_Dataset items_
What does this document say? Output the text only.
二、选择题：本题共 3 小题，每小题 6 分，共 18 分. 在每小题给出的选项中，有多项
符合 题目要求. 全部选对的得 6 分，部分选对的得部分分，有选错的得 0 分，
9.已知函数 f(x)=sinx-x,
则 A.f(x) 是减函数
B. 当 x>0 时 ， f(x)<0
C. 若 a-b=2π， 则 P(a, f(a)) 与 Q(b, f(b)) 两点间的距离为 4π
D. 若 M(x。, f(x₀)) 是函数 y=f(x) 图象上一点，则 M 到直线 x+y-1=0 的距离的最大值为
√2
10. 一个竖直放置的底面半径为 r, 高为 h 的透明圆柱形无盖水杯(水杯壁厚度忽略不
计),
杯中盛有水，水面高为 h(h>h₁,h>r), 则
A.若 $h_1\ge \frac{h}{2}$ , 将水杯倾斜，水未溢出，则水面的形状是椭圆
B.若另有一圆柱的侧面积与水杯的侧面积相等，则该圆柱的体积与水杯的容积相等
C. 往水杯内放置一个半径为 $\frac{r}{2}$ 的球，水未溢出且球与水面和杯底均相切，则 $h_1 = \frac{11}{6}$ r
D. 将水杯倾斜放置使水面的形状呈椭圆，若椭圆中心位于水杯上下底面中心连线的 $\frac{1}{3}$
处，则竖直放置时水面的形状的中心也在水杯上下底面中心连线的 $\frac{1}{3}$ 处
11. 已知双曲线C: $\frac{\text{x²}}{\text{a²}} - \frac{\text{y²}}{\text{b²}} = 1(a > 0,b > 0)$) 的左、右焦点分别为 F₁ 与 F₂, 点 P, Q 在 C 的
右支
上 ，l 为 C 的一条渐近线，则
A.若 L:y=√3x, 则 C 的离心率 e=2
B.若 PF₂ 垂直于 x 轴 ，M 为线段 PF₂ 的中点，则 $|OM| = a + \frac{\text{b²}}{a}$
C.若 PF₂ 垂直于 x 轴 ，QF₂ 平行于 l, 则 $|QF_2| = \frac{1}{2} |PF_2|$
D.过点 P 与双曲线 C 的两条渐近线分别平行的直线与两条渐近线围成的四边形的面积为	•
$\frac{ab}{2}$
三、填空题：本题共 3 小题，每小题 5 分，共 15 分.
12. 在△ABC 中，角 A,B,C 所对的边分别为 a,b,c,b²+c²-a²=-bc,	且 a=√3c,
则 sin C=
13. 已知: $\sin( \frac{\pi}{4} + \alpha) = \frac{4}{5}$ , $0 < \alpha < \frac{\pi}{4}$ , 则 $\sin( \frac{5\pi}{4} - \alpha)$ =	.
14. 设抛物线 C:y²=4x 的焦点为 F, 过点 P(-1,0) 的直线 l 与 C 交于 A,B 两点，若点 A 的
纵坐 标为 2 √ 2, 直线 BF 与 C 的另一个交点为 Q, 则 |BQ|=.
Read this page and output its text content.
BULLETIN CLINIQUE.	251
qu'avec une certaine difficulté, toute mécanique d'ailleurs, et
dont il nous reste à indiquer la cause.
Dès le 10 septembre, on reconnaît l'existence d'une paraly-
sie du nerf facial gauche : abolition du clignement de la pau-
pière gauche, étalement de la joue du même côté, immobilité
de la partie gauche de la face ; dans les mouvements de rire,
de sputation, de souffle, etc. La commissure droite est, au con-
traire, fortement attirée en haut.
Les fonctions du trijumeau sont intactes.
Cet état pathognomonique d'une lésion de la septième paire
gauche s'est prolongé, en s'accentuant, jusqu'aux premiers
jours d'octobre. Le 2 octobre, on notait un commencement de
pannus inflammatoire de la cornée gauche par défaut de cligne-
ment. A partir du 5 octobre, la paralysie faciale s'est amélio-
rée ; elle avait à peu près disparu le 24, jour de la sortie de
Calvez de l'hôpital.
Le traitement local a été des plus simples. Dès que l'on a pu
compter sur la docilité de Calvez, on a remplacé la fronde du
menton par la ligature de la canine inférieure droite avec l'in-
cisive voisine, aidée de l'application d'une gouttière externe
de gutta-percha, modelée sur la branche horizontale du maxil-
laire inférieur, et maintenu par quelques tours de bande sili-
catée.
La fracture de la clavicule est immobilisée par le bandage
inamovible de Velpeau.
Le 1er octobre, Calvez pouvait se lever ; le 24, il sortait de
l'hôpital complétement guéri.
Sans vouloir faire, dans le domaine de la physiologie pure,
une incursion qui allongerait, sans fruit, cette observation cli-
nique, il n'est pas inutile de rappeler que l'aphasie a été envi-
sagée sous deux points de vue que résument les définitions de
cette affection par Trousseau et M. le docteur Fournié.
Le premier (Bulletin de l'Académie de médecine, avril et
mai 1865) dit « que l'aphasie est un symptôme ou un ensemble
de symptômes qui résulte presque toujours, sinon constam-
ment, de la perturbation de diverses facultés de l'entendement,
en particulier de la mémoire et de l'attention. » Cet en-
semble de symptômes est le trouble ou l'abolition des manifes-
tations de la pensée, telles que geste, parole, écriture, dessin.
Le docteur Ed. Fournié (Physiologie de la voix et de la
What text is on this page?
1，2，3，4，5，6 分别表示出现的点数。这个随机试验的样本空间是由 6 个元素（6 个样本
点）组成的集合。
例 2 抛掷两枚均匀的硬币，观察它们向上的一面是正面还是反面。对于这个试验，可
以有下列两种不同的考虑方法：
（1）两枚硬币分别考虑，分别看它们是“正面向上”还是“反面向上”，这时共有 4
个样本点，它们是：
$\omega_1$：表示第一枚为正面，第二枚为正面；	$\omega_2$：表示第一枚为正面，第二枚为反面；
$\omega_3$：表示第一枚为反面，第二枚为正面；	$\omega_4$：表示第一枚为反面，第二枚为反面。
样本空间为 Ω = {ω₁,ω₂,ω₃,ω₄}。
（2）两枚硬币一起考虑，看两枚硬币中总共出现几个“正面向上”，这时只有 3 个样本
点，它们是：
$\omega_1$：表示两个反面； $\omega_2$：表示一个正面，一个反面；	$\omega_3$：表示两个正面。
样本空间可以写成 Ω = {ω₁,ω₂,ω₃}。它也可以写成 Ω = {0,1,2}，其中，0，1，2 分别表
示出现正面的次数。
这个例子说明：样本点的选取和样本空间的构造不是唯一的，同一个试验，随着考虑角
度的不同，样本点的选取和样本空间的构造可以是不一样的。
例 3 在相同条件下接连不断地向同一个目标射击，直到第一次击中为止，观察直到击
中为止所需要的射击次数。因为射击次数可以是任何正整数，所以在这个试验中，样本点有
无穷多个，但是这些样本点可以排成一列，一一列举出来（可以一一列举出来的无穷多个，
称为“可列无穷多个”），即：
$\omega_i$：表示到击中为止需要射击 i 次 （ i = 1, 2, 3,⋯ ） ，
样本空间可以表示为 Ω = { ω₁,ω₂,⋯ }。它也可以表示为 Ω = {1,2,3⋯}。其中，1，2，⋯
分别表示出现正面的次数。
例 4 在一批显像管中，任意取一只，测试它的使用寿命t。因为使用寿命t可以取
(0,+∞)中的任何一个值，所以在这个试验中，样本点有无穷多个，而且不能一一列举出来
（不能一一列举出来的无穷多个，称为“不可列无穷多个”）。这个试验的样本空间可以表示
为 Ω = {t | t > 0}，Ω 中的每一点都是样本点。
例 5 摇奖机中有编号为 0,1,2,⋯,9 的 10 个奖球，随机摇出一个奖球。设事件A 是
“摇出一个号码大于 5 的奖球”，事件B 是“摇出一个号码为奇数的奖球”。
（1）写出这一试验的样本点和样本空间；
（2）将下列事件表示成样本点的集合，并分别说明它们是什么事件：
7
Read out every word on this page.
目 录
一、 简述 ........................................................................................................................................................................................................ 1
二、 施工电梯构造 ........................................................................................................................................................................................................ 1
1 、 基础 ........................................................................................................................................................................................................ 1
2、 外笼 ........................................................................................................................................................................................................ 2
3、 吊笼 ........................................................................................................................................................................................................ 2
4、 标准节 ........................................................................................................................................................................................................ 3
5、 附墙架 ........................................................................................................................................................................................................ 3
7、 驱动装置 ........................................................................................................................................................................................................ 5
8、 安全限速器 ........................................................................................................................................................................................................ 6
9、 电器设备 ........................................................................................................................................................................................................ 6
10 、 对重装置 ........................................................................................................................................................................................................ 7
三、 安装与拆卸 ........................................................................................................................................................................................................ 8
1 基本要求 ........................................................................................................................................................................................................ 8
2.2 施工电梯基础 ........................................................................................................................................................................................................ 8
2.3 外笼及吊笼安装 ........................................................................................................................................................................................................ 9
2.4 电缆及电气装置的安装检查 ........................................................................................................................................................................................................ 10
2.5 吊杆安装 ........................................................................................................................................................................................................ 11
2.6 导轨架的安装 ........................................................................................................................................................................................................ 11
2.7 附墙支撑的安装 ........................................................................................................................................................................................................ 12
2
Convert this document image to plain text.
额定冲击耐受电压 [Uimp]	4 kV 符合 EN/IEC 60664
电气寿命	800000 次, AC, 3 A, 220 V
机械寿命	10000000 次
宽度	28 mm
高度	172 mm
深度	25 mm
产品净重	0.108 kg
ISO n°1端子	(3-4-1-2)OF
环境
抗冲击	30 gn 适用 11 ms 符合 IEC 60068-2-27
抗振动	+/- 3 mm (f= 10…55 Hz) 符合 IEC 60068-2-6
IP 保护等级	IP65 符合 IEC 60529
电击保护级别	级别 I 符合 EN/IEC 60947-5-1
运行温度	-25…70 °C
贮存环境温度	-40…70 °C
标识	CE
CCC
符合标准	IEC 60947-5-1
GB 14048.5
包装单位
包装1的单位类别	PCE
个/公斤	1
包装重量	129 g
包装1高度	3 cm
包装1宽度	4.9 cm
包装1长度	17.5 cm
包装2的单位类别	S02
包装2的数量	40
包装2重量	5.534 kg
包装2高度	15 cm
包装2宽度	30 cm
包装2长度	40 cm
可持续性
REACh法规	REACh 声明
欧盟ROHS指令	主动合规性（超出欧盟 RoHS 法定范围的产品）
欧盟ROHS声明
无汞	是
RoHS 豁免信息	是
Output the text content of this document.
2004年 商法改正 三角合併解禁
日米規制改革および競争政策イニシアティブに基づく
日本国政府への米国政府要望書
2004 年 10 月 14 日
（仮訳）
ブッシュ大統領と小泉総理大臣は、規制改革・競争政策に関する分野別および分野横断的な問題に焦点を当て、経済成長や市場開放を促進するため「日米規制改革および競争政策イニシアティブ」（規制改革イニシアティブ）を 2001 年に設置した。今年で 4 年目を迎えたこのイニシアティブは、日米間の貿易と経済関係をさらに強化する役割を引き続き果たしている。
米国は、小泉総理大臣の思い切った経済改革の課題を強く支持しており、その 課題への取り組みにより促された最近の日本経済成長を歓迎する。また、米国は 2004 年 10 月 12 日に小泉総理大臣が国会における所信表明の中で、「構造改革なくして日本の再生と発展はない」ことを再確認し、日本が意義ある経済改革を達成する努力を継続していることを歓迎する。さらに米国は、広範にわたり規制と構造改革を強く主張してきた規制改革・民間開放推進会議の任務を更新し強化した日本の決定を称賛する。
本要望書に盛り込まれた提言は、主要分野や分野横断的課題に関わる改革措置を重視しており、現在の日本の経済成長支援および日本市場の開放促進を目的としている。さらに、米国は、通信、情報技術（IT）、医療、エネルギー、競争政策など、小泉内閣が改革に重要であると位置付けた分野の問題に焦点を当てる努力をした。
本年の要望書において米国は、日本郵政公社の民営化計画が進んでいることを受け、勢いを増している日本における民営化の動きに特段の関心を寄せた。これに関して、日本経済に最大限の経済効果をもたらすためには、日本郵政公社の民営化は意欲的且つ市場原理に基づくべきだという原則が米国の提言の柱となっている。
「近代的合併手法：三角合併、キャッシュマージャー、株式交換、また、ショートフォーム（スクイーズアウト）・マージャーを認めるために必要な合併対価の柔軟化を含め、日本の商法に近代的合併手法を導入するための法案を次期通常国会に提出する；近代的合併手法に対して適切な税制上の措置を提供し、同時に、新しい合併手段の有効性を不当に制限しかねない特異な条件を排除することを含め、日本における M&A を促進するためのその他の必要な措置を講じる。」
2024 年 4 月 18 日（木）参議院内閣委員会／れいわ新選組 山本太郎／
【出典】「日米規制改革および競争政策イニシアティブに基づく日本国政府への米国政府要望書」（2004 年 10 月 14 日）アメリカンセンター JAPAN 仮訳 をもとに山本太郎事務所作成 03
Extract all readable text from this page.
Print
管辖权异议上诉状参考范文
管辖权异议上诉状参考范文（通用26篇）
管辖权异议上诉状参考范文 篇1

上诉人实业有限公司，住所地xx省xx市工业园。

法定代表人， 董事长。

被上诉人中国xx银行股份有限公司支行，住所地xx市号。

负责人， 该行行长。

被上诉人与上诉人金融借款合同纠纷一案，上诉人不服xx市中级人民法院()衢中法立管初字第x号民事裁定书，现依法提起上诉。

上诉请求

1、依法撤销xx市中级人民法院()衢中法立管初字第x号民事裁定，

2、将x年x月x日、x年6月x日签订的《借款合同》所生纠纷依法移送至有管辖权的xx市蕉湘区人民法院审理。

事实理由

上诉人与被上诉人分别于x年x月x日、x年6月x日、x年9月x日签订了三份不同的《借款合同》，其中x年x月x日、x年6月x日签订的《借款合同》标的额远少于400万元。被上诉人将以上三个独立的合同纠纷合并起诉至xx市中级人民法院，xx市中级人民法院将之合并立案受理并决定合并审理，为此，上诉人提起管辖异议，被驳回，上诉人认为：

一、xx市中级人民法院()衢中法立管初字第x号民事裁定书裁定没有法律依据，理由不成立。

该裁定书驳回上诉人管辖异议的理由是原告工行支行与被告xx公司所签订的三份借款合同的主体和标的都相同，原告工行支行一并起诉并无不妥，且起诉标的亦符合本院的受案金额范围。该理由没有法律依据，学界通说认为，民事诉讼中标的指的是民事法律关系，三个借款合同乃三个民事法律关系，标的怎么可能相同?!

_AIM_
Scan the data above and copy every line with "aphasie" in it.

_FINAL RESULT_
nique, il n'est pas inutile de rappeler que l'aphasie a été envi-
mai 1865) dit « que l'aphasie est un symptôme ou un ensemble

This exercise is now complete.